begin

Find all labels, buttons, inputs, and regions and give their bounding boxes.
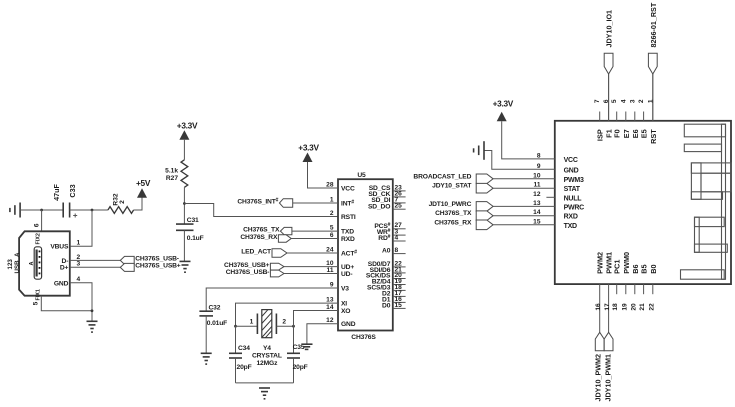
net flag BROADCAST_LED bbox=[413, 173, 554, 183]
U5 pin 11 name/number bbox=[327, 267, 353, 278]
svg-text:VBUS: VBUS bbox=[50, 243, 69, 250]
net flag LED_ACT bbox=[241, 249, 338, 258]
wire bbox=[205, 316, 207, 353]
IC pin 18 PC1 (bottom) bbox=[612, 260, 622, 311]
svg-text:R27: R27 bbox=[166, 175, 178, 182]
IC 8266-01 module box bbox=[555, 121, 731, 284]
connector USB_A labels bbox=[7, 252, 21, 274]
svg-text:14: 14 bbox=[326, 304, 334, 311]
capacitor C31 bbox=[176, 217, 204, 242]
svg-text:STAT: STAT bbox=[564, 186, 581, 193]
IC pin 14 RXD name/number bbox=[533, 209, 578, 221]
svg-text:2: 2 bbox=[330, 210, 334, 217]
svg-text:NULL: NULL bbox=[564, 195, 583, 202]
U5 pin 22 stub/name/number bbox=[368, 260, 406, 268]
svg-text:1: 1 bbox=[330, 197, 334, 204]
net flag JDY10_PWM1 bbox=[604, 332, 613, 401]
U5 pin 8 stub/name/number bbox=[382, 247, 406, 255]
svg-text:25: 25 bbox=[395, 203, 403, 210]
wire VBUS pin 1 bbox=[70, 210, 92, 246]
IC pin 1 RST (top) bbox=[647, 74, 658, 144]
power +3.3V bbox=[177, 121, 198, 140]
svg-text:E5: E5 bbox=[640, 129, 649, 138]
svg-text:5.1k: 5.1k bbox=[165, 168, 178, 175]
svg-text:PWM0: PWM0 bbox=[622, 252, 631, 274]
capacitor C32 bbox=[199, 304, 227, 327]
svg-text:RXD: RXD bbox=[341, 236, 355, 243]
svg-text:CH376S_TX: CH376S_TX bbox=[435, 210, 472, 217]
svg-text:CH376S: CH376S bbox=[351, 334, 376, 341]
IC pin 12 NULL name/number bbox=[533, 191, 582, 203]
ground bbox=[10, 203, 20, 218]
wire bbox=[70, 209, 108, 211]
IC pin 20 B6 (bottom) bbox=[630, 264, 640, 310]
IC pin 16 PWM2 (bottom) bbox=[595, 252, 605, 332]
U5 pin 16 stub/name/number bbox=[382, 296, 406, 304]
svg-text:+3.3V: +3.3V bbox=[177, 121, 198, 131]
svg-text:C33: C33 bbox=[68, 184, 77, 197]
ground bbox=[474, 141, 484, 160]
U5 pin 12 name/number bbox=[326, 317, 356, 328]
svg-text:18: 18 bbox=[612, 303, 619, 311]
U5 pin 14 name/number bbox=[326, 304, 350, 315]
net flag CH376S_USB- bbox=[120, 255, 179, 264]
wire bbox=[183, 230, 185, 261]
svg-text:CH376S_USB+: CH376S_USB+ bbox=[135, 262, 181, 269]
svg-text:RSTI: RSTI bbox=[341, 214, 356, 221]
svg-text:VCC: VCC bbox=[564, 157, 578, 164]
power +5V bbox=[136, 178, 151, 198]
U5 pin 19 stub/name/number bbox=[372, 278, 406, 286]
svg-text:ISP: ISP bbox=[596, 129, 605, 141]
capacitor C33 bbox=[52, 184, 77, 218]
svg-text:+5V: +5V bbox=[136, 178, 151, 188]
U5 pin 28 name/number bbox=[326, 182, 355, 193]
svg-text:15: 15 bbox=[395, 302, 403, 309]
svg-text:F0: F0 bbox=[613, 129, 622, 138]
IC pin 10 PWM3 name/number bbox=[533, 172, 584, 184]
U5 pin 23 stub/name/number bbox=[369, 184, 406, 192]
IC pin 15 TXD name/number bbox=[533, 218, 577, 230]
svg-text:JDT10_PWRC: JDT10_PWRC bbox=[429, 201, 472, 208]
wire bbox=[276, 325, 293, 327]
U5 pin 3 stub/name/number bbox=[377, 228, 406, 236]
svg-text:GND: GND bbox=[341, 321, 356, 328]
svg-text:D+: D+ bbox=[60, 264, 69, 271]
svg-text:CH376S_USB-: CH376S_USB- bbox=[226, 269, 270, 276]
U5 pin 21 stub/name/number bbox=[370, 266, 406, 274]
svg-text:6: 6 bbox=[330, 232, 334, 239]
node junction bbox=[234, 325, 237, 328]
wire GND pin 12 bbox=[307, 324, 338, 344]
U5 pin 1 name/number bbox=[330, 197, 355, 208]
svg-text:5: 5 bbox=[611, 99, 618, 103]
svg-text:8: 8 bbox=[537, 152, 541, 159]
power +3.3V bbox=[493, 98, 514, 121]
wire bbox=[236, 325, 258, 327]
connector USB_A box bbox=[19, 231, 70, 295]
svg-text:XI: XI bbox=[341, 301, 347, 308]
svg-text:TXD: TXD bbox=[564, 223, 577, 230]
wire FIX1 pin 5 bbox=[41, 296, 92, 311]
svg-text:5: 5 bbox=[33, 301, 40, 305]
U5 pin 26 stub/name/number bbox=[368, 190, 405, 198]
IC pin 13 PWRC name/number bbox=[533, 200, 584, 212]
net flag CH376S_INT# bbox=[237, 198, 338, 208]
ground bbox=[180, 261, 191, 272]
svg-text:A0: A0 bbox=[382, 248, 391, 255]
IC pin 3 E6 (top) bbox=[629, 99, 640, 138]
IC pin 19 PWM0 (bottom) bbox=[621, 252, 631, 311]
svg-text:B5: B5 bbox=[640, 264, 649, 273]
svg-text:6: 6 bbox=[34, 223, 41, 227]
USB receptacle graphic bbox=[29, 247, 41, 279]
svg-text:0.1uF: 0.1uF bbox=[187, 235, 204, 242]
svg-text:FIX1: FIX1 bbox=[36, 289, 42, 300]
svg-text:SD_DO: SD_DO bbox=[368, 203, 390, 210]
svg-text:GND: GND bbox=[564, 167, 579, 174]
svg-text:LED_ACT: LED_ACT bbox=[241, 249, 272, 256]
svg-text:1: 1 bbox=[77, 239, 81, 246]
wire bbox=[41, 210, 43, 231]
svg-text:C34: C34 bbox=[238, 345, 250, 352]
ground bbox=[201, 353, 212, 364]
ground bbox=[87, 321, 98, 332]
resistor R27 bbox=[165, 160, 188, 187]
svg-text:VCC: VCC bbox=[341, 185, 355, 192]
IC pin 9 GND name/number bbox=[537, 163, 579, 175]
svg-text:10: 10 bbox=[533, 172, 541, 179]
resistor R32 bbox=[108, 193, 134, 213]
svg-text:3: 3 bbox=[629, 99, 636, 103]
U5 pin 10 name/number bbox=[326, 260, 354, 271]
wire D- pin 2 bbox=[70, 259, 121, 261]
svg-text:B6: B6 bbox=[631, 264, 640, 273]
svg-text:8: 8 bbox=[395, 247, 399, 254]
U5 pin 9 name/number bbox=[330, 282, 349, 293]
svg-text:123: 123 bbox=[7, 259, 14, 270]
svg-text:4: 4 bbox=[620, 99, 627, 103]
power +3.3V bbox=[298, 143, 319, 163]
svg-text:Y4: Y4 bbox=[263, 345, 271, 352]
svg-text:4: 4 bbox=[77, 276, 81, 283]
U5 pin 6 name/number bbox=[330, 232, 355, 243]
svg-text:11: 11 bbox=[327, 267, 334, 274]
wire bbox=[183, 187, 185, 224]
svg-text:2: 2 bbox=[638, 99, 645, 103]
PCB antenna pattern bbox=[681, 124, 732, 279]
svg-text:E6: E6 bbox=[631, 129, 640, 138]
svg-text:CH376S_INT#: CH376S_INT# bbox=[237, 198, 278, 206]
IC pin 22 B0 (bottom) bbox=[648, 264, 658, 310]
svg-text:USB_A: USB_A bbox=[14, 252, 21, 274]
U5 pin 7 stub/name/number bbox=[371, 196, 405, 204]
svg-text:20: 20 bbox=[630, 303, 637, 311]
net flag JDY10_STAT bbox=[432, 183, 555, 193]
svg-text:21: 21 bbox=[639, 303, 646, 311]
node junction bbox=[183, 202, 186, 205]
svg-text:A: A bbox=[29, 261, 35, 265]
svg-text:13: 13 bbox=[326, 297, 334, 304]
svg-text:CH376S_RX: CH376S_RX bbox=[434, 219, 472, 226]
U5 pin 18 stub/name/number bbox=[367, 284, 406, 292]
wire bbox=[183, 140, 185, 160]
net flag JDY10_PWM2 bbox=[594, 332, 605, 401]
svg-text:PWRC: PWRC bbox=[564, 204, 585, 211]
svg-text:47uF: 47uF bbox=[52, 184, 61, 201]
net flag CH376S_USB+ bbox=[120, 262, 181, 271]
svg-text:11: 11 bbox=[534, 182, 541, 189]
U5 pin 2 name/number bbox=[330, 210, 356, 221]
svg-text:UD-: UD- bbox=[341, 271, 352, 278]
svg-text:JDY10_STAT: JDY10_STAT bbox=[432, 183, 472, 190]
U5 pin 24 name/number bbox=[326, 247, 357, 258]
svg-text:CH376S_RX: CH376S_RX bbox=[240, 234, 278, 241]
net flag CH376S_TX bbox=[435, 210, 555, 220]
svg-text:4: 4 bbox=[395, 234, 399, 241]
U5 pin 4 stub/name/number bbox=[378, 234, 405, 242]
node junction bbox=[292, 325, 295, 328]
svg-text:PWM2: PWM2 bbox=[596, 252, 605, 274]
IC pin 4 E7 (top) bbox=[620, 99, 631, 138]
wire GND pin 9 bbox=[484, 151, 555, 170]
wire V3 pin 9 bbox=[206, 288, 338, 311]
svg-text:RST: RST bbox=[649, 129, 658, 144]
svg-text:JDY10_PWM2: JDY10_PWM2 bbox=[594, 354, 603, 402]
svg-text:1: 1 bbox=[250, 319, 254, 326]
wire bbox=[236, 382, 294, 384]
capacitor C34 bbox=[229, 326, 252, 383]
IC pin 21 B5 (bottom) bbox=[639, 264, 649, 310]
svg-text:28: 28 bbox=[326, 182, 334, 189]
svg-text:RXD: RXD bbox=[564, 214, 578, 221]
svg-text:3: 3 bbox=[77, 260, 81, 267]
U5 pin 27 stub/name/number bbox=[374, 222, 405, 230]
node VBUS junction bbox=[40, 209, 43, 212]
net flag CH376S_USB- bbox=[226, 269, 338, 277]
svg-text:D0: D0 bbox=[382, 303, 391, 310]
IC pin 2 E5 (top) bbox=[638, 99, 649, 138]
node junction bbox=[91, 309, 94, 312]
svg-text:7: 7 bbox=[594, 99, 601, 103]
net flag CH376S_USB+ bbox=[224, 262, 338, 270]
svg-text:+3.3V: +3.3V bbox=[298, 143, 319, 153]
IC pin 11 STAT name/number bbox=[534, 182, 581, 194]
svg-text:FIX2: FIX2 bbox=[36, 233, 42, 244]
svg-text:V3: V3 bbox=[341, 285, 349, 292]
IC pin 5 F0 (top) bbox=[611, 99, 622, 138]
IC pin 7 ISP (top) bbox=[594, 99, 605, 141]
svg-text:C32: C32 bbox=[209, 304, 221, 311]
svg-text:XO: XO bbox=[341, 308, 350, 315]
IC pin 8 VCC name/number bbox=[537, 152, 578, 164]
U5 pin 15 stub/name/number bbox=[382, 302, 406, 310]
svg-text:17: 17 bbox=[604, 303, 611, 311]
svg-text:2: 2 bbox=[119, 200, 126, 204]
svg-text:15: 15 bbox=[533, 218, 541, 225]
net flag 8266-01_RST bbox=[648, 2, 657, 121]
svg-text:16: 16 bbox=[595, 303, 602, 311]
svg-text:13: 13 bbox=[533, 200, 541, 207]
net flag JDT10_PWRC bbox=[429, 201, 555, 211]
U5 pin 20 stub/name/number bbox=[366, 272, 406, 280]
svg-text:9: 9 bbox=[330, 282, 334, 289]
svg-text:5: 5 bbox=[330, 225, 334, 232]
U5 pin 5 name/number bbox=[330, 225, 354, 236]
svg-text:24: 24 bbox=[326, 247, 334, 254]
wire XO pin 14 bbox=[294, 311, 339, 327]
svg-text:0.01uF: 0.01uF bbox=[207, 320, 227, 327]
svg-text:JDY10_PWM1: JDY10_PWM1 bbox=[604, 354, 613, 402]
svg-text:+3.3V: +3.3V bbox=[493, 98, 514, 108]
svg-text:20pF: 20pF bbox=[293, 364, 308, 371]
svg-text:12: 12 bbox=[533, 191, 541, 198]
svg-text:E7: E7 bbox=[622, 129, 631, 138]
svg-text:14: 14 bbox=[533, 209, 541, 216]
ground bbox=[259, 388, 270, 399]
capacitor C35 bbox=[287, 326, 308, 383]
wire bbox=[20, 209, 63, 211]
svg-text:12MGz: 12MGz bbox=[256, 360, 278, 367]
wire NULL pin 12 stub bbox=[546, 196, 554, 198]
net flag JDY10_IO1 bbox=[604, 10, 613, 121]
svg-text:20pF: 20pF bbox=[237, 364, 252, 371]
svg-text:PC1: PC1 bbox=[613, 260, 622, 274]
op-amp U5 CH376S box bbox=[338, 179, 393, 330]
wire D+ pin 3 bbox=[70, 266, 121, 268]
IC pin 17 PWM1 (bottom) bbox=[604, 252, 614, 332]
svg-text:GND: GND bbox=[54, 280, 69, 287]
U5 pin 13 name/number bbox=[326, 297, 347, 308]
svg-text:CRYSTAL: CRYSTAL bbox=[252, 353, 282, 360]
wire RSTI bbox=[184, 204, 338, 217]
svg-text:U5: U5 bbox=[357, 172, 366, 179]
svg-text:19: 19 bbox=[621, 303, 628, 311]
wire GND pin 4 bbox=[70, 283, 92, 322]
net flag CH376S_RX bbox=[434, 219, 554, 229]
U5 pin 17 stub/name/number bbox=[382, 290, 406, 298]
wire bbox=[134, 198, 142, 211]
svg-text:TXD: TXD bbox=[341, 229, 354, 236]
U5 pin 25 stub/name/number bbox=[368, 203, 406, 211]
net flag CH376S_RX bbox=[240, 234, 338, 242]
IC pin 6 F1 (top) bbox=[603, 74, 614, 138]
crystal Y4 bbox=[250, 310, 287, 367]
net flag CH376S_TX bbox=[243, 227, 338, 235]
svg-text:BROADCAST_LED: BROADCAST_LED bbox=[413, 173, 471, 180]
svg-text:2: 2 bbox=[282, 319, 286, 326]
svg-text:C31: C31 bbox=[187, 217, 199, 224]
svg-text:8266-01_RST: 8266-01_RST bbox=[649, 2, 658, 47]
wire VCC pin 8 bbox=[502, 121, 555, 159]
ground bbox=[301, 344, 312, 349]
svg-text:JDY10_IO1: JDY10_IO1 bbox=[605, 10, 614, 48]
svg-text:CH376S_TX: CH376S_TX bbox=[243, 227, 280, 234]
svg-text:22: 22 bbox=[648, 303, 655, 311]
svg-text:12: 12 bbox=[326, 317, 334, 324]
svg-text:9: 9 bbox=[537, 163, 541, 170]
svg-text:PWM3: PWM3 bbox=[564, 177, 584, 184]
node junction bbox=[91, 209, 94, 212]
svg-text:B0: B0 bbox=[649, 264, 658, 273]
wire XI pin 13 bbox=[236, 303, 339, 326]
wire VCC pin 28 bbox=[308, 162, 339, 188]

end

In the records, from the line with "net flag BROADCAST_LED" to the line with "IC 8266-01 module", swap "wire" for "trace" and write out only those lines, leaving everything else unchanged.

net flag BROADCAST_LED bbox=[413, 173, 554, 183]
U5 pin 11 name/number bbox=[327, 267, 353, 278]
svg-text:VBUS: VBUS bbox=[50, 243, 69, 250]
net flag LED_ACT bbox=[241, 249, 338, 258]
trace bbox=[205, 316, 207, 353]
IC pin 18 PC1 (bottom) bbox=[612, 260, 622, 311]
svg-text:R27: R27 bbox=[166, 175, 178, 182]
IC 8266-01 module box bbox=[555, 121, 731, 284]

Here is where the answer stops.